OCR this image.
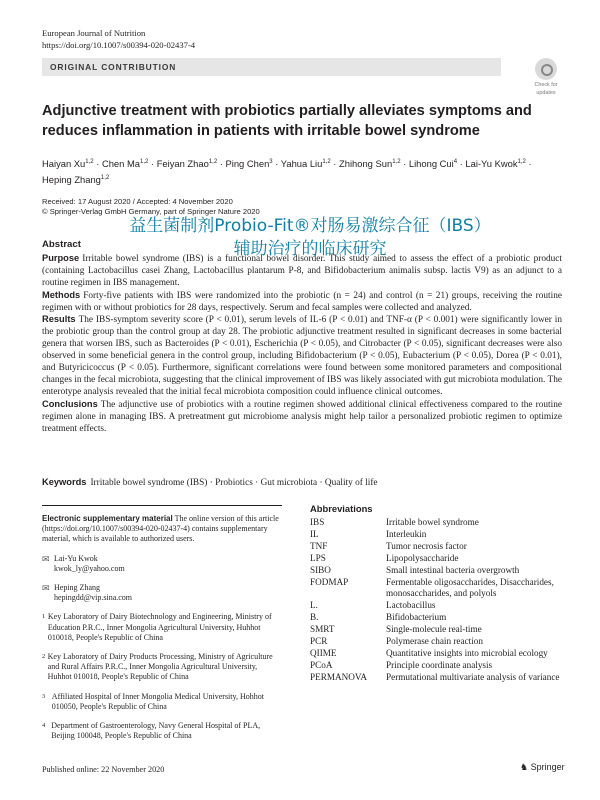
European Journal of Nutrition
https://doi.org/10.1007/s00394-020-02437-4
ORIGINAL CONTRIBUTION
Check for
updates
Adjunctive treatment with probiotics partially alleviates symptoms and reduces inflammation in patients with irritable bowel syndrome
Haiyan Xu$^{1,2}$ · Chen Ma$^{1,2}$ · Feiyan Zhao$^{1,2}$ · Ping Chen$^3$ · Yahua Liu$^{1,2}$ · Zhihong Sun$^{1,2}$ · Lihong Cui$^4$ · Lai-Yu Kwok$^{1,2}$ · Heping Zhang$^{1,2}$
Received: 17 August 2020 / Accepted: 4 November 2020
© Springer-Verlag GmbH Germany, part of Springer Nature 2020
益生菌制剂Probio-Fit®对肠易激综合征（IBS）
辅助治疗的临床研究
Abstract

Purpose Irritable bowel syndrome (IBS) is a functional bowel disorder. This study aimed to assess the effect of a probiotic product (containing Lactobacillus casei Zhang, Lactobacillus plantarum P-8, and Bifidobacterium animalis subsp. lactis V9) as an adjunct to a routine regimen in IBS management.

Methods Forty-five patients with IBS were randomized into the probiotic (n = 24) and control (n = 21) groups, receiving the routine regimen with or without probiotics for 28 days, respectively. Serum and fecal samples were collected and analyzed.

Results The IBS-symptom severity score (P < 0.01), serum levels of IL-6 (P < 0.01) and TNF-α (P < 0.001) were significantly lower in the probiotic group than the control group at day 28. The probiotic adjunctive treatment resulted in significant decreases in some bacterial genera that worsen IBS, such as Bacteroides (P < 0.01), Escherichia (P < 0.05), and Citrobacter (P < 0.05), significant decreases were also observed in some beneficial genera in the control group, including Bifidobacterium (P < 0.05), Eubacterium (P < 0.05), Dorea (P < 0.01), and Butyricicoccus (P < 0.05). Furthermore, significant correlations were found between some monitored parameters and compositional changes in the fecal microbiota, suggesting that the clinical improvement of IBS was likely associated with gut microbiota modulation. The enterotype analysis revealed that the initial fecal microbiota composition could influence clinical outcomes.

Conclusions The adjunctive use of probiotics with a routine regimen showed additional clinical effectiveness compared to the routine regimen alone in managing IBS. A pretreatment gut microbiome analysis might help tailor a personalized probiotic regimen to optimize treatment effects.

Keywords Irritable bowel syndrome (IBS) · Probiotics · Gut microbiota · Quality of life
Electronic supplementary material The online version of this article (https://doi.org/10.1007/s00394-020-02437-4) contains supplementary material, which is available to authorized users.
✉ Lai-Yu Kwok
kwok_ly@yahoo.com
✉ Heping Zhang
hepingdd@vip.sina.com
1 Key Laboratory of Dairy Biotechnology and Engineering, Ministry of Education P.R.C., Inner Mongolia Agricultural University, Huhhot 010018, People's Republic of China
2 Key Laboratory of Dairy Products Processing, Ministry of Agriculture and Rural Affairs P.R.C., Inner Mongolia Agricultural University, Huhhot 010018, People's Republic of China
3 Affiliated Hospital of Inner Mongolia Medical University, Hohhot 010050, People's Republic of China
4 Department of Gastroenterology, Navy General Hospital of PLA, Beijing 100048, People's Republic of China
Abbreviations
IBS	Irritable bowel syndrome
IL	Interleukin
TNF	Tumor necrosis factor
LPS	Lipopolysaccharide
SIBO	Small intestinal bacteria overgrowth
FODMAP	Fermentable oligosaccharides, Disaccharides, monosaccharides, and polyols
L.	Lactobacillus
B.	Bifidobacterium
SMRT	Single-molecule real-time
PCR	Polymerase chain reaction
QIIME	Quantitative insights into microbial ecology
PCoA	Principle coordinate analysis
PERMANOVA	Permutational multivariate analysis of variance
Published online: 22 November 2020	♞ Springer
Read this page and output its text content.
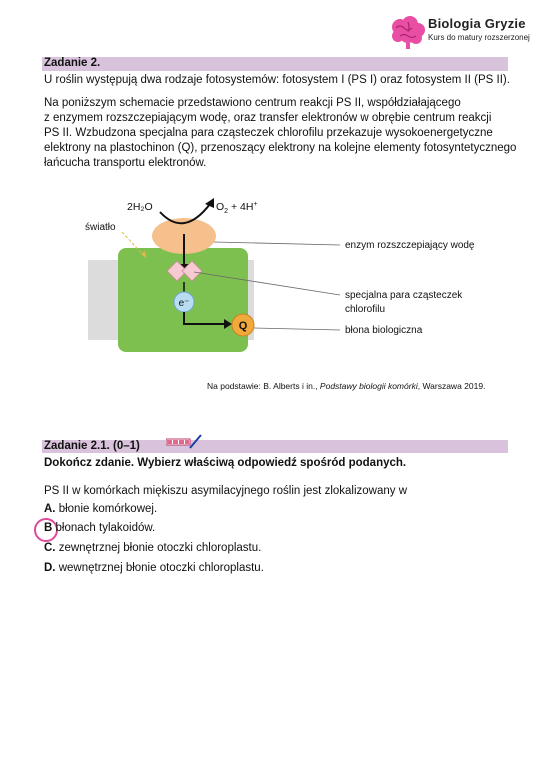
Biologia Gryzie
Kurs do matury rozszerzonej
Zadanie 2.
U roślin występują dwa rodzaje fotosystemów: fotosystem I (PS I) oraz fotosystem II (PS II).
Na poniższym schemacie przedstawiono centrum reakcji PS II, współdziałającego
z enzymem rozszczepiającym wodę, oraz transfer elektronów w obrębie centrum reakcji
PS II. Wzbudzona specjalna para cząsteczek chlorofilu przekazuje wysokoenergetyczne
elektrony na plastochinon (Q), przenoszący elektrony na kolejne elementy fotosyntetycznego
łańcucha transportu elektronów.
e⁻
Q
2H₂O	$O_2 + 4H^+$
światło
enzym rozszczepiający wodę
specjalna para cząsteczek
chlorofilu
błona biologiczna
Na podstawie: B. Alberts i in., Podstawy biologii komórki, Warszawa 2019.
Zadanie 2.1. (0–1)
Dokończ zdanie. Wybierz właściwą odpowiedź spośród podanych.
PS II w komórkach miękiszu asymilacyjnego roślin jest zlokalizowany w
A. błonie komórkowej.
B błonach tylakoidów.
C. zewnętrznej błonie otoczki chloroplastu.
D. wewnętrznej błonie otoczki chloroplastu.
—————
▸ **Problem to solve**:
Omit every picture, then repeat the remaining data exactly as it appears above.

▸ **Exercise answer**:
OCR this image.
European Journal of Nutrition
https://doi.org/10.1007/s00394-020-02437-4
ORIGINAL CONTRIBUTION
Check for
updates
Adjunctive treatment with probiotics partially alleviates symptoms and reduces inflammation in patients with irritable bowel syndrome
Haiyan Xu$^{1,2}$ · Chen Ma$^{1,2}$ · Feiyan Zhao$^{1,2}$ · Ping Chen$^3$ · Yahua Liu$^{1,2}$ · Zhihong Sun$^{1,2}$ · Lihong Cui$^4$ · Lai-Yu Kwok$^{1,2}$ · Heping Zhang$^{1,2}$
Received: 17 August 2020 / Accepted: 4 November 2020
© Springer-Verlag GmbH Germany, part of Springer Nature 2020
益生菌制剂Probio-Fit®对肠易激综合征（IBS）
辅助治疗的临床研究
Abstract

Purpose Irritable bowel syndrome (IBS) is a functional bowel disorder. This study aimed to assess the effect of a probiotic product (containing Lactobacillus casei Zhang, Lactobacillus plantarum P-8, and Bifidobacterium animalis subsp. lactis V9) as an adjunct to a routine regimen in IBS management.

Methods Forty-five patients with IBS were randomized into the probiotic (n = 24) and control (n = 21) groups, receiving the routine regimen with or without probiotics for 28 days, respectively. Serum and fecal samples were collected and analyzed.

Results The IBS-symptom severity score (P < 0.01), serum levels of IL-6 (P < 0.01) and TNF-α (P < 0.001) were significantly lower in the probiotic group than the control group at day 28. The probiotic adjunctive treatment resulted in significant decreases in some bacterial genera that worsen IBS, such as Bacteroides (P < 0.01), Escherichia (P < 0.05), and Citrobacter (P < 0.05), significant decreases were also observed in some beneficial genera in the control group, including Bifidobacterium (P < 0.05), Eubacterium (P < 0.05), Dorea (P < 0.01), and Butyricicoccus (P < 0.05). Furthermore, significant correlations were found between some monitored parameters and compositional changes in the fecal microbiota, suggesting that the clinical improvement of IBS was likely associated with gut microbiota modulation. The enterotype analysis revealed that the initial fecal microbiota composition could influence clinical outcomes.

Conclusions The adjunctive use of probiotics with a routine regimen showed additional clinical effectiveness compared to the routine regimen alone in managing IBS. A pretreatment gut microbiome analysis might help tailor a personalized probiotic regimen to optimize treatment effects.

Keywords Irritable bowel syndrome (IBS) · Probiotics · Gut microbiota · Quality of life
Electronic supplementary material The online version of this article (https://doi.org/10.1007/s00394-020-02437-4) contains supplementary material, which is available to authorized users.
✉ Lai-Yu Kwok
kwok_ly@yahoo.com
✉ Heping Zhang
hepingdd@vip.sina.com
1 Key Laboratory of Dairy Biotechnology and Engineering, Ministry of Education P.R.C., Inner Mongolia Agricultural University, Huhhot 010018, People's Republic of China
2 Key Laboratory of Dairy Products Processing, Ministry of Agriculture and Rural Affairs P.R.C., Inner Mongolia Agricultural University, Huhhot 010018, People's Republic of China
3 Affiliated Hospital of Inner Mongolia Medical University, Hohhot 010050, People's Republic of China
4 Department of Gastroenterology, Navy General Hospital of PLA, Beijing 100048, People's Republic of China
Abbreviations
IBS	Irritable bowel syndrome
IL	Interleukin
TNF	Tumor necrosis factor
LPS	Lipopolysaccharide
SIBO	Small intestinal bacteria overgrowth
FODMAP	Fermentable oligosaccharides, Disaccharides, monosaccharides, and polyols
L.	Lactobacillus
B.	Bifidobacterium
SMRT	Single-molecule real-time
PCR	Polymerase chain reaction
QIIME	Quantitative insights into microbial ecology
PCoA	Principle coordinate analysis
PERMANOVA	Permutational multivariate analysis of variance
Published online: 22 November 2020	♞ Springer
Read this page and output its text content.
Biologia Gryzie
Kurs do matury rozszerzonej
Zadanie 2.
U roślin występują dwa rodzaje fotosystemów: fotosystem I (PS I) oraz fotosystem II (PS II).
Na poniższym schemacie przedstawiono centrum reakcji PS II, współdziałającego
z enzymem rozszczepiającym wodę, oraz transfer elektronów w obrębie centrum reakcji
PS II. Wzbudzona specjalna para cząsteczek chlorofilu przekazuje wysokoenergetyczne
elektrony na plastochinon (Q), przenoszący elektrony na kolejne elementy fotosyntetycznego
łańcucha transportu elektronów.
e⁻
Q
2H₂O	$O_2 + 4H^+$
światło
enzym rozszczepiający wodę
specjalna para cząsteczek
chlorofilu
błona biologiczna
Na podstawie: B. Alberts i in., Podstawy biologii komórki, Warszawa 2019.
Zadanie 2.1. (0–1)
Dokończ zdanie. Wybierz właściwą odpowiedź spośród podanych.
PS II w komórkach miękiszu asymilacyjnego roślin jest zlokalizowany w
A. błonie komórkowej.
B błonach tylakoidów.
C. zewnętrznej błonie otoczki chloroplastu.
D. wewnętrznej błonie otoczki chloroplastu.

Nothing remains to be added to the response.